Input data:
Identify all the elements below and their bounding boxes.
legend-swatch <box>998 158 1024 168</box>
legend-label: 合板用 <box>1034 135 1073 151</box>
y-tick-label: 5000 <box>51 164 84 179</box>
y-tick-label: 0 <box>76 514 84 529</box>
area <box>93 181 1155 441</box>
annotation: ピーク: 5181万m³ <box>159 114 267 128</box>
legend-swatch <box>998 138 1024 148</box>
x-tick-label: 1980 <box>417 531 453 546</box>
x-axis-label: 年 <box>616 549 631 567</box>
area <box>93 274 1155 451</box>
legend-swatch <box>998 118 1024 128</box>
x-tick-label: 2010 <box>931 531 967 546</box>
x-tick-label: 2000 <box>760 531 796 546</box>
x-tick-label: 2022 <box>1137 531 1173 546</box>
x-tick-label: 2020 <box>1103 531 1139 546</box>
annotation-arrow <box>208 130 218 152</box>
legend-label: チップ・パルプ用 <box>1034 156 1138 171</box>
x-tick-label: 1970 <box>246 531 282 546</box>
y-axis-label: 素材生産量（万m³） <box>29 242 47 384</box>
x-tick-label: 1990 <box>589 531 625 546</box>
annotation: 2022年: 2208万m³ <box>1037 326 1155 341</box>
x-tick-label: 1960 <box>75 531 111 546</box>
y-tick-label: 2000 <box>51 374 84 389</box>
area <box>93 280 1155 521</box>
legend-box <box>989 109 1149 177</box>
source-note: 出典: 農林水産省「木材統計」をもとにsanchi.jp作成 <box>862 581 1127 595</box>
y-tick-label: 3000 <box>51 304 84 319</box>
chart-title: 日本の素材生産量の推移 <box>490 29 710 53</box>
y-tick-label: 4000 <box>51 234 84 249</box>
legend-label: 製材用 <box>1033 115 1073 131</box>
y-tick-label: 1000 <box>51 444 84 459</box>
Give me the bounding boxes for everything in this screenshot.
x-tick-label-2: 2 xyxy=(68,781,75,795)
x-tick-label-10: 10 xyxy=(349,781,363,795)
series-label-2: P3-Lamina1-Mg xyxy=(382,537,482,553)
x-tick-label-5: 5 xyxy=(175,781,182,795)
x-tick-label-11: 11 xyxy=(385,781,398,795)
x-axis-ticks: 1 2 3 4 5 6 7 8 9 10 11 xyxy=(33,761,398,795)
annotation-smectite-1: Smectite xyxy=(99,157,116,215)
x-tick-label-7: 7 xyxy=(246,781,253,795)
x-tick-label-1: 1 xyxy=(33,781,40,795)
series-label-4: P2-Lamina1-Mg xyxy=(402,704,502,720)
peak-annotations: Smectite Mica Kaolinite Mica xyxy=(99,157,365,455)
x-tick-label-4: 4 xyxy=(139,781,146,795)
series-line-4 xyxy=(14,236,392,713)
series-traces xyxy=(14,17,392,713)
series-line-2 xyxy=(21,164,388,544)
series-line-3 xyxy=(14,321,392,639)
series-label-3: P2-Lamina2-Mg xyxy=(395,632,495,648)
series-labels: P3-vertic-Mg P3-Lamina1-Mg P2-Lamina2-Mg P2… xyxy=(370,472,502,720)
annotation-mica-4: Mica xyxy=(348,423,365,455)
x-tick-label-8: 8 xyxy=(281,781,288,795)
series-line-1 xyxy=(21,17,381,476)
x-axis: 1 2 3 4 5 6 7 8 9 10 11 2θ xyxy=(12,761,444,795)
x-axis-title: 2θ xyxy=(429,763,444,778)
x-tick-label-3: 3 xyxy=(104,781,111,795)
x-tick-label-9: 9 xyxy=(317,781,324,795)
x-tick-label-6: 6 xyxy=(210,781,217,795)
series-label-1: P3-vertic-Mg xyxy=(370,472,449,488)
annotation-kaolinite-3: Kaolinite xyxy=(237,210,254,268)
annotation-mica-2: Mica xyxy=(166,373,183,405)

What needs to be done: Reproduce every one of the entries above word for word, keeping each line as it appears.

The result:
Identify all the elements below and their bounding boxes.
legend-swatch <box>998 158 1024 168</box>
legend-label: 合板用 <box>1034 135 1073 151</box>
y-tick-label: 5000 <box>51 164 84 179</box>
y-tick-label: 0 <box>76 514 84 529</box>
area <box>93 181 1155 441</box>
annotation: ピーク: 5181万m³ <box>159 114 267 128</box>
legend-swatch <box>998 138 1024 148</box>
x-tick-label: 1980 <box>417 531 453 546</box>
x-axis-label: 年 <box>616 549 631 567</box>
area <box>93 274 1155 451</box>
legend-swatch <box>998 118 1024 128</box>
x-tick-label: 2010 <box>931 531 967 546</box>
x-tick-label: 2000 <box>760 531 796 546</box>
x-tick-label: 2022 <box>1137 531 1173 546</box>
x-tick-label: 2020 <box>1103 531 1139 546</box>
annotation-arrow <box>208 130 218 152</box>
legend-label: チップ・パルプ用 <box>1034 156 1138 171</box>
x-tick-label: 1970 <box>246 531 282 546</box>
y-axis-label: 素材生産量（万m³） <box>29 242 47 384</box>
x-tick-label: 1990 <box>589 531 625 546</box>
annotation: 2022年: 2208万m³ <box>1037 326 1155 341</box>
x-tick-label: 1960 <box>75 531 111 546</box>
y-tick-label: 2000 <box>51 374 84 389</box>
area <box>93 280 1155 521</box>
legend-box <box>989 109 1149 177</box>
source-note: 出典: 農林水産省「木材統計」をもとにsanchi.jp作成 <box>862 581 1127 595</box>
y-tick-label: 3000 <box>51 304 84 319</box>
chart-title: 日本の素材生産量の推移 <box>490 29 710 53</box>
y-tick-label: 4000 <box>51 234 84 249</box>
legend-label: 製材用 <box>1033 115 1073 131</box>
y-tick-label: 1000 <box>51 444 84 459</box>
Give me the bounding boxes for everything in this screenshot.
x-tick-label-2: 2 xyxy=(68,781,75,795)
x-tick-label-10: 10 xyxy=(349,781,363,795)
series-label-2: P3-Lamina1-Mg xyxy=(382,537,482,553)
x-tick-label-5: 5 xyxy=(175,781,182,795)
x-tick-label-11: 11 xyxy=(385,781,398,795)
x-axis-ticks: 1 2 3 4 5 6 7 8 9 10 11 xyxy=(33,761,398,795)
annotation-smectite-1: Smectite xyxy=(99,157,116,215)
x-tick-label-7: 7 xyxy=(246,781,253,795)
x-tick-label-1: 1 xyxy=(33,781,40,795)
series-label-4: P2-Lamina1-Mg xyxy=(402,704,502,720)
peak-annotations: Smectite Mica Kaolinite Mica xyxy=(99,157,365,455)
x-tick-label-4: 4 xyxy=(139,781,146,795)
series-line-4 xyxy=(14,236,392,713)
series-traces xyxy=(14,17,392,713)
series-line-2 xyxy=(21,164,388,544)
series-line-3 xyxy=(14,321,392,639)
series-label-3: P2-Lamina2-Mg xyxy=(395,632,495,648)
series-labels: P3-vertic-Mg P3-Lamina1-Mg P2-Lamina2-Mg P2… xyxy=(370,472,502,720)
annotation-mica-4: Mica xyxy=(348,423,365,455)
x-tick-label-8: 8 xyxy=(281,781,288,795)
series-line-1 xyxy=(21,17,381,476)
x-axis: 1 2 3 4 5 6 7 8 9 10 11 2θ xyxy=(12,761,444,795)
x-axis-title: 2θ xyxy=(429,763,444,778)
x-tick-label-3: 3 xyxy=(104,781,111,795)
x-tick-label-9: 9 xyxy=(317,781,324,795)
x-tick-label-6: 6 xyxy=(210,781,217,795)
series-label-1: P3-vertic-Mg xyxy=(370,472,449,488)
annotation-kaolinite-3: Kaolinite xyxy=(237,210,254,268)
annotation-mica-2: Mica xyxy=(166,373,183,405)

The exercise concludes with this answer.